Select, from the material below, each line with "alphabet" in it.

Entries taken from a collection
* Begin *

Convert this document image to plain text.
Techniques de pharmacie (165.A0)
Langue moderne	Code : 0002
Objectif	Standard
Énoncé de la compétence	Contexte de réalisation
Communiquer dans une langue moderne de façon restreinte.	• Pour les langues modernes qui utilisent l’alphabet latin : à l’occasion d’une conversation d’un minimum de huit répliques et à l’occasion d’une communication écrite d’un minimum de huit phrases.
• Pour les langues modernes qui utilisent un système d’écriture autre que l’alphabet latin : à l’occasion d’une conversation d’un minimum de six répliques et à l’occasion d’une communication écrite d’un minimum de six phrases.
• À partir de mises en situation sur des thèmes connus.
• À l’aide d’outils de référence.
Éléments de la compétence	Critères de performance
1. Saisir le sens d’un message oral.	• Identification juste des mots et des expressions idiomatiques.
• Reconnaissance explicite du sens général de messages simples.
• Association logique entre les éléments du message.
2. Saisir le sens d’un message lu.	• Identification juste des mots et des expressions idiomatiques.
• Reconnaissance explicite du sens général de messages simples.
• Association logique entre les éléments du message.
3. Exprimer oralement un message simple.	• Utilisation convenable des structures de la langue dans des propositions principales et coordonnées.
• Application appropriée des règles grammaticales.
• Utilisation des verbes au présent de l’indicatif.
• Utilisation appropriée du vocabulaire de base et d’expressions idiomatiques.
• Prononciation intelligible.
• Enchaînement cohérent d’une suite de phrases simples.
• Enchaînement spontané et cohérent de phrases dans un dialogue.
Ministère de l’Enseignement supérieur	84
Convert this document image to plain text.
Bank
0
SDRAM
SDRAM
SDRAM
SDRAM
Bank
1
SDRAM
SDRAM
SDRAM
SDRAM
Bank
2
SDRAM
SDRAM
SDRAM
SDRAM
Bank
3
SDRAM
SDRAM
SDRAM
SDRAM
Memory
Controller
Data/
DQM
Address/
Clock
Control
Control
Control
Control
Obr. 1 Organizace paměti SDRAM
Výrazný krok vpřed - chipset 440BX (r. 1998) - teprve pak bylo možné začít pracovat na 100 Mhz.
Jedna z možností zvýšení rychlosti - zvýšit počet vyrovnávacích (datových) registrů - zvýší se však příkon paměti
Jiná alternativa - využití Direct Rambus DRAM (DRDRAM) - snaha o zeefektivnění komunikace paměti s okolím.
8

* End *

→ THE REPLY:
Communiquer dans une langue moderne de façon restreinte.	• Pour les langues modernes qui utilisent l’alphabet latin : à l’occasion d’une conversation d’un minimum de huit répliques et à l’occasion d’une communication écrite d’un minimum de huit phrases.
• Pour les langues modernes qui utilisent un système d’écriture autre que l’alphabet latin : à l’occasion d’une conversation d’un minimum de six répliques et à l’occasion d’une communication écrite d’un minimum de six phrases.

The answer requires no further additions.